▸ EXERCISE:
Retype the whole listing below, character for character.

▸ PROVIDED INFORMATION:
* Start *

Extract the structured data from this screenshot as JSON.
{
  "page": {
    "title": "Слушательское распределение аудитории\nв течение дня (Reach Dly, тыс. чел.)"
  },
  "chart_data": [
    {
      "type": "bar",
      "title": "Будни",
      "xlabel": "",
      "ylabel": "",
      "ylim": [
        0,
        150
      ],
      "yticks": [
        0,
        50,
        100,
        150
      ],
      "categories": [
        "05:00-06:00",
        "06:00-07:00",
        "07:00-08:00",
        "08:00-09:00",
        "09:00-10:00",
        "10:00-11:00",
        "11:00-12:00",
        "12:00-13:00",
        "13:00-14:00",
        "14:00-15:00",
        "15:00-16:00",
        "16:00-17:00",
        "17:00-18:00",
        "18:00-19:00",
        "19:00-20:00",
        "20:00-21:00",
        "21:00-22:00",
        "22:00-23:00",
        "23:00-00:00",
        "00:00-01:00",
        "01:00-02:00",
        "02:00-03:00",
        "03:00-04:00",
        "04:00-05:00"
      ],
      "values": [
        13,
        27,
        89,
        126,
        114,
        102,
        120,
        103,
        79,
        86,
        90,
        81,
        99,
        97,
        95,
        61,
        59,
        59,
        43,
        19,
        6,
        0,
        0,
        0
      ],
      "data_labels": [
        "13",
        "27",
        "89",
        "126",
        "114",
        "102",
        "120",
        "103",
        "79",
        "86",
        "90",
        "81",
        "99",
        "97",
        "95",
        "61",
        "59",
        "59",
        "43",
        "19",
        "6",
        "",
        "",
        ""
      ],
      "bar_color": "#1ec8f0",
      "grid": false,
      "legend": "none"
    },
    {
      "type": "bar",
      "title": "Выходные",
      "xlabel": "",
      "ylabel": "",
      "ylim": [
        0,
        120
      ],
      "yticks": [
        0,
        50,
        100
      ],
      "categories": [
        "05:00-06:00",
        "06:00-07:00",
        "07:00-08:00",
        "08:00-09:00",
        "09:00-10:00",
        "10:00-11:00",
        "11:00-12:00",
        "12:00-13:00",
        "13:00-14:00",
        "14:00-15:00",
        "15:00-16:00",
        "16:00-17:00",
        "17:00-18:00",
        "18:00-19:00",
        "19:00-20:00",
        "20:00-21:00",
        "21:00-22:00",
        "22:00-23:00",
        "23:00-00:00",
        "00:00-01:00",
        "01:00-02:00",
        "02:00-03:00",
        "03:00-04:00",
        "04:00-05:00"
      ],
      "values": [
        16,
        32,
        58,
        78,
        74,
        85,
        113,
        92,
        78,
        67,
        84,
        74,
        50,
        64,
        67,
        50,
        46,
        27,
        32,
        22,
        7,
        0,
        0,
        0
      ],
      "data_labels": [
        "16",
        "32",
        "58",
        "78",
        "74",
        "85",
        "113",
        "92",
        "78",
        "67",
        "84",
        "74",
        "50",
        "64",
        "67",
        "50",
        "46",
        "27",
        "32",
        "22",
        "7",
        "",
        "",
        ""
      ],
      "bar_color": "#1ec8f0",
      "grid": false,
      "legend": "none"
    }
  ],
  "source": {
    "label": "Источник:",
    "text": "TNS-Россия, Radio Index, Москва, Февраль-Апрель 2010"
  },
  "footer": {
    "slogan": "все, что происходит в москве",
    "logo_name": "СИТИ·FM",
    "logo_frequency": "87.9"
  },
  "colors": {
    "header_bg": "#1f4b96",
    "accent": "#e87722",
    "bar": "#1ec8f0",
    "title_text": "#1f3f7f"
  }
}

* End *

▸ ANSWER TO THE TASK:
Extract the structured data from this screenshot as JSON.
{
  "page": {
    "title": "Слушательское распределение аудитории\nв течение дня (Reach Dly, тыс. чел.)"
  },
  "chart_data": [
    {
      "type": "bar",
      "title": "Будни",
      "xlabel": "",
      "ylabel": "",
      "ylim": [
        0,
        150
      ],
      "yticks": [
        0,
        50,
        100,
        150
      ],
      "categories": [
        "05:00-06:00",
        "06:00-07:00",
        "07:00-08:00",
        "08:00-09:00",
        "09:00-10:00",
        "10:00-11:00",
        "11:00-12:00",
        "12:00-13:00",
        "13:00-14:00",
        "14:00-15:00",
        "15:00-16:00",
        "16:00-17:00",
        "17:00-18:00",
        "18:00-19:00",
        "19:00-20:00",
        "20:00-21:00",
        "21:00-22:00",
        "22:00-23:00",
        "23:00-00:00",
        "00:00-01:00",
        "01:00-02:00",
        "02:00-03:00",
        "03:00-04:00",
        "04:00-05:00"
      ],
      "values": [
        13,
        27,
        89,
        126,
        114,
        102,
        120,
        103,
        79,
        86,
        90,
        81,
        99,
        97,
        95,
        61,
        59,
        59,
        43,
        19,
        6,
        0,
        0,
        0
      ],
      "data_labels": [
        "13",
        "27",
        "89",
        "126",
        "114",
        "102",
        "120",
        "103",
        "79",
        "86",
        "90",
        "81",
        "99",
        "97",
        "95",
        "61",
        "59",
        "59",
        "43",
        "19",
        "6",
        "",
        "",
        ""
      ],
      "bar_color": "#1ec8f0",
      "grid": false,
      "legend": "none"
    },
    {
      "type": "bar",
      "title": "Выходные",
      "xlabel": "",
      "ylabel": "",
      "ylim": [
        0,
        120
      ],
      "yticks": [
        0,
        50,
        100
      ],
      "categories": [
        "05:00-06:00",
        "06:00-07:00",
        "07:00-08:00",
        "08:00-09:00",
        "09:00-10:00",
        "10:00-11:00",
        "11:00-12:00",
        "12:00-13:00",
        "13:00-14:00",
        "14:00-15:00",
        "15:00-16:00",
        "16:00-17:00",
        "17:00-18:00",
        "18:00-19:00",
        "19:00-20:00",
        "20:00-21:00",
        "21:00-22:00",
        "22:00-23:00",
        "23:00-00:00",
        "00:00-01:00",
        "01:00-02:00",
        "02:00-03:00",
        "03:00-04:00",
        "04:00-05:00"
      ],
      "values": [
        16,
        32,
        58,
        78,
        74,
        85,
        113,
        92,
        78,
        67,
        84,
        74,
        50,
        64,
        67,
        50,
        46,
        27,
        32,
        22,
        7,
        0,
        0,
        0
      ],
      "data_labels": [
        "16",
        "32",
        "58",
        "78",
        "74",
        "85",
        "113",
        "92",
        "78",
        "67",
        "84",
        "74",
        "50",
        "64",
        "67",
        "50",
        "46",
        "27",
        "32",
        "22",
        "7",
        "",
        "",
        ""
      ],
      "bar_color": "#1ec8f0",
      "grid": false,
      "legend": "none"
    }
  ],
  "source": {
    "label": "Источник:",
    "text": "TNS-Россия, Radio Index, Москва, Февраль-Апрель 2010"
  },
  "footer": {
    "slogan": "все, что происходит в москве",
    "logo_name": "СИТИ·FM",
    "logo_frequency": "87.9"
  },
  "colors": {
    "header_bg": "#1f4b96",
    "accent": "#e87722",
    "bar": "#1ec8f0",
    "title_text": "#1f3f7f"
  }
}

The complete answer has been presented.